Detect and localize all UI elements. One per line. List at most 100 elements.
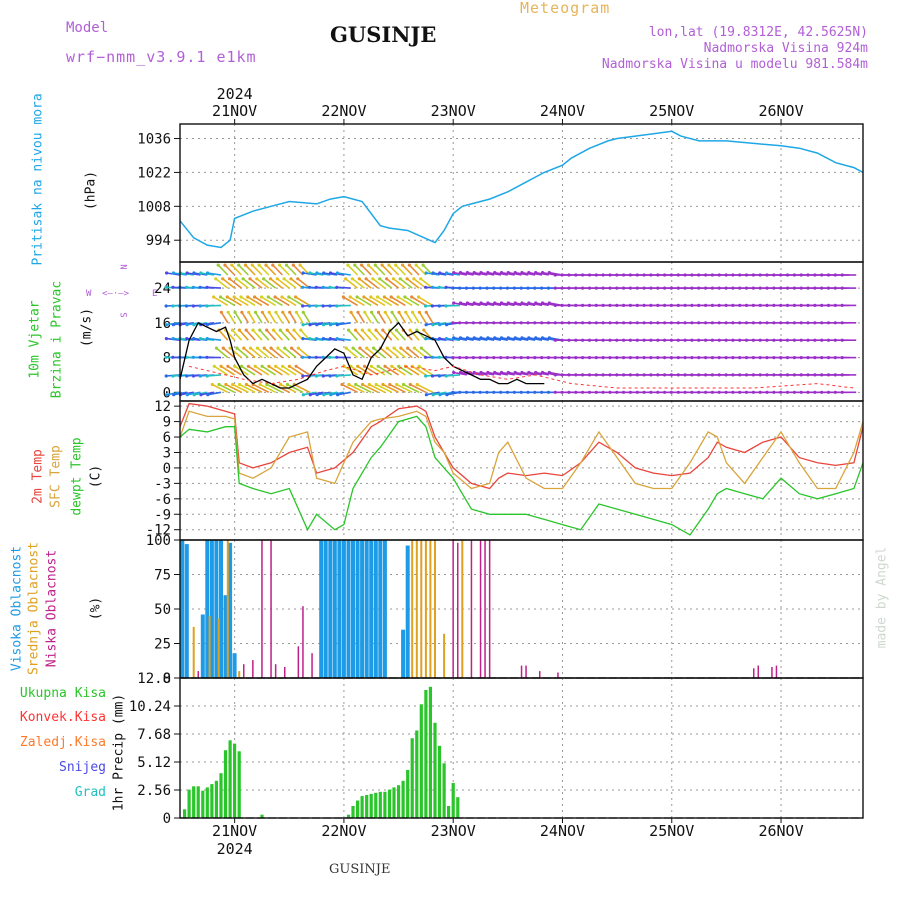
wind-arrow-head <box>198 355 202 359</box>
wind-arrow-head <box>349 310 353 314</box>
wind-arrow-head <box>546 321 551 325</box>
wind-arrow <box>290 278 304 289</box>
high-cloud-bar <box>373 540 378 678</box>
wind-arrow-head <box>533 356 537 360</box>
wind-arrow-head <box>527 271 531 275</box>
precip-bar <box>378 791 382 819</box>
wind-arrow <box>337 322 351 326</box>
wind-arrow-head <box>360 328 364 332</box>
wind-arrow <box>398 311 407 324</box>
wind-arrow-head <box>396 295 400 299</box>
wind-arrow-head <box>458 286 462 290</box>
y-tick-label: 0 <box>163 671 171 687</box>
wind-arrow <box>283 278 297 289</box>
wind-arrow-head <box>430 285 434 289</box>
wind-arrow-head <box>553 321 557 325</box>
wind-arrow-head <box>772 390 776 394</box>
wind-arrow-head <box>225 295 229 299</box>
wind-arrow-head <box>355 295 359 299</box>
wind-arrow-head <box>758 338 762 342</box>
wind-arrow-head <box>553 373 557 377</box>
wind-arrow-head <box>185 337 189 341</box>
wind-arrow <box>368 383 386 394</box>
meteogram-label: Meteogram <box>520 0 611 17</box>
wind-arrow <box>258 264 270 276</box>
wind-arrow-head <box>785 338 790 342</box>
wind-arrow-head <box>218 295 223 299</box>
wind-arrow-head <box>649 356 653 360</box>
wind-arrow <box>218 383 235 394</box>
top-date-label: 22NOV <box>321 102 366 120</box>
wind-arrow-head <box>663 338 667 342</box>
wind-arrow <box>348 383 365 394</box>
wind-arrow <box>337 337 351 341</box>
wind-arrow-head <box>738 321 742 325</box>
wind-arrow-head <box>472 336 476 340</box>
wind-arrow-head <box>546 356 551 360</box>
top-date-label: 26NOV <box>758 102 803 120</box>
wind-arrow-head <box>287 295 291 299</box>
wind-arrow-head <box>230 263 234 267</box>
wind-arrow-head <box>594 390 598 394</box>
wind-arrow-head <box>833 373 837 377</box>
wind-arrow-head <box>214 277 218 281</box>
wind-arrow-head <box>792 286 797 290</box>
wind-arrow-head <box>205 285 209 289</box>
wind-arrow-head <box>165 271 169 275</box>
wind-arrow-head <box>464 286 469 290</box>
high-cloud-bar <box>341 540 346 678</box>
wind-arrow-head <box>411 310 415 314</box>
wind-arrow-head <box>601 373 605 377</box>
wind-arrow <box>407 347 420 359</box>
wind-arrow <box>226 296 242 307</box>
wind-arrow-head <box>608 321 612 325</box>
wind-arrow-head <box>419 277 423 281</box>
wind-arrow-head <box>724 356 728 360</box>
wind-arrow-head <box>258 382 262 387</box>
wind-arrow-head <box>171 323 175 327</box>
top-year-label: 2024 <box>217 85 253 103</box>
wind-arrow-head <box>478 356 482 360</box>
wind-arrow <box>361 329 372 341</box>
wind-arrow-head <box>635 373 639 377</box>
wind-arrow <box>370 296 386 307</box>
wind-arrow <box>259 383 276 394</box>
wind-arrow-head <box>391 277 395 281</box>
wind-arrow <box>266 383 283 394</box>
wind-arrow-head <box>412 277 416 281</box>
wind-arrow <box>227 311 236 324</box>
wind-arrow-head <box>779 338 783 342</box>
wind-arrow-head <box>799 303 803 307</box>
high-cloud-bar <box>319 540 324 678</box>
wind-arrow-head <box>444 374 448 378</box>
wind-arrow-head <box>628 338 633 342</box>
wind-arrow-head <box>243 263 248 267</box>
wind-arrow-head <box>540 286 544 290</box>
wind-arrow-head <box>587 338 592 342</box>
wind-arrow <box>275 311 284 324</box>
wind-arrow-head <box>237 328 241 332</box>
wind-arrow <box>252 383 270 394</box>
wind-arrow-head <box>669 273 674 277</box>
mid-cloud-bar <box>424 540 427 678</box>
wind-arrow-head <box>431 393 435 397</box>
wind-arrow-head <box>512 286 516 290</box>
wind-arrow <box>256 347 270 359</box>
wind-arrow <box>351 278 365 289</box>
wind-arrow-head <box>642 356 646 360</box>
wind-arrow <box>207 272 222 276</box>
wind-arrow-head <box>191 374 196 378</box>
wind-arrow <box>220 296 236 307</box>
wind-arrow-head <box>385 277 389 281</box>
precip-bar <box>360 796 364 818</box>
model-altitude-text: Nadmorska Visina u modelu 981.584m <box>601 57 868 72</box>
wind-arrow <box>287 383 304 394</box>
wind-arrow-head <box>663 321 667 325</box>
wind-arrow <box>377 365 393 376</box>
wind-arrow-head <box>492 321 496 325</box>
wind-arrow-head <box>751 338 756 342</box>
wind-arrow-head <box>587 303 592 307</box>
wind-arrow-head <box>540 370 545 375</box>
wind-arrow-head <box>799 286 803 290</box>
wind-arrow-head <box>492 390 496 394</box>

----

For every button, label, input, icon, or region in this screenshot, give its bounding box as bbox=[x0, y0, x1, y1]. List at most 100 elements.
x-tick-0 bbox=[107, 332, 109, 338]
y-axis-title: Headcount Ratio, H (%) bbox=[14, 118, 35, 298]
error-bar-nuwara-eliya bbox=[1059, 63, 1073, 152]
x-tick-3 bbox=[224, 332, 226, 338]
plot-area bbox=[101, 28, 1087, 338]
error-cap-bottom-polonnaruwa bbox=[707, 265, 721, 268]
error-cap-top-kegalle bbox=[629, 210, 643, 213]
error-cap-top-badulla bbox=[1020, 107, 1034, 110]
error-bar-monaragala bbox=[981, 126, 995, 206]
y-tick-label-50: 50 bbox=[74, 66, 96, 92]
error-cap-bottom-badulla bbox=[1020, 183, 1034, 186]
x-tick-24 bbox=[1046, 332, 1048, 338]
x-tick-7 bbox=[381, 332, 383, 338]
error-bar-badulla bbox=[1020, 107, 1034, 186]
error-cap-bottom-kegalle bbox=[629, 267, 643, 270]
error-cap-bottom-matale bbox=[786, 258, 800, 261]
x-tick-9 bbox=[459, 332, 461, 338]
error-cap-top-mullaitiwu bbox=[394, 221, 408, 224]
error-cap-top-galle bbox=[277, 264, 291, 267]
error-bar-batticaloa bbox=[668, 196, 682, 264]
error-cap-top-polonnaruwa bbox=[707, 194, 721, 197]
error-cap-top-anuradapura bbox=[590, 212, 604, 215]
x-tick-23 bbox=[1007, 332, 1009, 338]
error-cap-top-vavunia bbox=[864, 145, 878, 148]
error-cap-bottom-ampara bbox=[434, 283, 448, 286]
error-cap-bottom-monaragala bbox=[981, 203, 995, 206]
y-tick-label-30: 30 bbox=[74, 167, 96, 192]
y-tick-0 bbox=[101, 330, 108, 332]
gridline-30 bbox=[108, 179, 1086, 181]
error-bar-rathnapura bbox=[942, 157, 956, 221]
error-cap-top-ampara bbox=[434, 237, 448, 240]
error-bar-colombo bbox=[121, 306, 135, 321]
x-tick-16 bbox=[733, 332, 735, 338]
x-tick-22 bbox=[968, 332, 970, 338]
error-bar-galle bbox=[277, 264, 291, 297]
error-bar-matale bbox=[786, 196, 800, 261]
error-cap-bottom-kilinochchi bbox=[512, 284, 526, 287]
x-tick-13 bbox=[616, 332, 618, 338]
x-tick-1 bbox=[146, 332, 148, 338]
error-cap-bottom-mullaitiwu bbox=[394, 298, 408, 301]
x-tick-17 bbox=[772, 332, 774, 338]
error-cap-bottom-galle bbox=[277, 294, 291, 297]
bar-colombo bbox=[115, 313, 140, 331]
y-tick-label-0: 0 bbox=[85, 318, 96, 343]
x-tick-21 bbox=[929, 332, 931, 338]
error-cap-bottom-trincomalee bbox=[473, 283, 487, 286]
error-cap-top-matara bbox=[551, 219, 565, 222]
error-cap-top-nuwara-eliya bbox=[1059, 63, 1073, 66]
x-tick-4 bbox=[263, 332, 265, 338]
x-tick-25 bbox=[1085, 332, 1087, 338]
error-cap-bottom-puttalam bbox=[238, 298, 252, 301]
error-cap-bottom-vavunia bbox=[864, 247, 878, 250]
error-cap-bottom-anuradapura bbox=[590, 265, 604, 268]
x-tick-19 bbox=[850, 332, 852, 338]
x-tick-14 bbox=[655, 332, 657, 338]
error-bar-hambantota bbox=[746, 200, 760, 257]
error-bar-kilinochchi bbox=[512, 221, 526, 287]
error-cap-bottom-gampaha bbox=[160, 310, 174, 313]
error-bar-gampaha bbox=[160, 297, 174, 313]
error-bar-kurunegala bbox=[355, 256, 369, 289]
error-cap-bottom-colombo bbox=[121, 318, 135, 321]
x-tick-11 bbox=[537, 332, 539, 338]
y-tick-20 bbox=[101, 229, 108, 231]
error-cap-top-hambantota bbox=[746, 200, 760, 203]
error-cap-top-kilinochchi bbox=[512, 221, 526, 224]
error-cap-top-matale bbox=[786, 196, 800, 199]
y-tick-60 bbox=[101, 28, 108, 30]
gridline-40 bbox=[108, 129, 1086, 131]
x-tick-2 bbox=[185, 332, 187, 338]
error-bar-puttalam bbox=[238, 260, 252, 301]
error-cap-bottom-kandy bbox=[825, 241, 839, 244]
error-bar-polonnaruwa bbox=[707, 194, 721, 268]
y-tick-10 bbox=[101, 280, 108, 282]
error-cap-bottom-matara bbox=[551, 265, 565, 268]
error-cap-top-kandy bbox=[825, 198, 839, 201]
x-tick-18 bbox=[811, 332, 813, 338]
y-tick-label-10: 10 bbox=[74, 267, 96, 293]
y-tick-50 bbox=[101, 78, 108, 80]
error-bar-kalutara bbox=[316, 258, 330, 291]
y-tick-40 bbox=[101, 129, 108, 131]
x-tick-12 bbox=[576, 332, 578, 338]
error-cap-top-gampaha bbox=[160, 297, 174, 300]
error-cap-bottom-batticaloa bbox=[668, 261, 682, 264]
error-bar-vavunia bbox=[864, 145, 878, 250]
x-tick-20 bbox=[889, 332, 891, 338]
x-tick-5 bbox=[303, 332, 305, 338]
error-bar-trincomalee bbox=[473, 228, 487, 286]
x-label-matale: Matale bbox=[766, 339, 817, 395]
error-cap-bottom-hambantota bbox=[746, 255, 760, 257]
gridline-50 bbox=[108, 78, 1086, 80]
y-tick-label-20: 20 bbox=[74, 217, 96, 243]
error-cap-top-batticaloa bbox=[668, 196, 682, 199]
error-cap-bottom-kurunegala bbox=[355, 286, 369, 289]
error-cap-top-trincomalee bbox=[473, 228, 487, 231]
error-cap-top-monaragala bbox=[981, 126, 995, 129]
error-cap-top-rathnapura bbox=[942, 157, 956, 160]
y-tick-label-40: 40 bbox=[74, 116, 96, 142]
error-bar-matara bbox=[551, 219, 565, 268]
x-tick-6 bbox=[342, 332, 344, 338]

----

§ INSTRUCTION:
Output the records from the line containing "For every button, label, input, icon, or" through the line containing "x-tick-1 bbox=[146, 332, 148, 338]", both included, as a numbered list, skipping any blank lines.

§ PROBLEM SOLUTION:
1. For every button, label, input, icon, or region in this screenshot, give its bounding box as bbox=[x0, y0, x1, y1]. List at most 100 elements.
2. x-tick-0 bbox=[107, 332, 109, 338]
3. y-axis-title: Headcount Ratio, H (%) bbox=[14, 118, 35, 298]
4. error-bar-nuwara-eliya bbox=[1059, 63, 1073, 152]
5. x-tick-3 bbox=[224, 332, 226, 338]
6. plot-area bbox=[101, 28, 1087, 338]
7. error-cap-bottom-polonnaruwa bbox=[707, 265, 721, 268]
8. error-cap-top-kegalle bbox=[629, 210, 643, 213]
9. error-cap-top-badulla bbox=[1020, 107, 1034, 110]
10. error-bar-monaragala bbox=[981, 126, 995, 206]
11. y-tick-label-50: 50 bbox=[74, 66, 96, 92]
12. error-cap-bottom-badulla bbox=[1020, 183, 1034, 186]
13. x-tick-24 bbox=[1046, 332, 1048, 338]
14. x-tick-7 bbox=[381, 332, 383, 338]
15. error-bar-badulla bbox=[1020, 107, 1034, 186]
16. error-cap-bottom-kegalle bbox=[629, 267, 643, 270]
17. error-cap-bottom-matale bbox=[786, 258, 800, 261]
18. x-tick-9 bbox=[459, 332, 461, 338]
19. error-cap-top-mullaitiwu bbox=[394, 221, 408, 224]
20. error-cap-top-galle bbox=[277, 264, 291, 267]
21. error-bar-batticaloa bbox=[668, 196, 682, 264]
22. error-cap-top-polonnaruwa bbox=[707, 194, 721, 197]
23. error-cap-top-anuradapura bbox=[590, 212, 604, 215]
24. x-tick-23 bbox=[1007, 332, 1009, 338]
25. error-cap-top-vavunia bbox=[864, 145, 878, 148]
26. error-cap-bottom-ampara bbox=[434, 283, 448, 286]
27. error-cap-bottom-monaragala bbox=[981, 203, 995, 206]
28. y-tick-label-30: 30 bbox=[74, 167, 96, 192]
29. y-tick-0 bbox=[101, 330, 108, 332]
30. gridline-30 bbox=[108, 179, 1086, 181]
31. error-bar-rathnapura bbox=[942, 157, 956, 221]
32. error-cap-top-ampara bbox=[434, 237, 448, 240]
33. error-bar-colombo bbox=[121, 306, 135, 321]
34. x-tick-16 bbox=[733, 332, 735, 338]
35. x-tick-22 bbox=[968, 332, 970, 338]
36. error-bar-galle bbox=[277, 264, 291, 297]
37. error-bar-matale bbox=[786, 196, 800, 261]
38. error-cap-bottom-kilinochchi bbox=[512, 284, 526, 287]
39. x-tick-13 bbox=[616, 332, 618, 338]
40. x-tick-1 bbox=[146, 332, 148, 338]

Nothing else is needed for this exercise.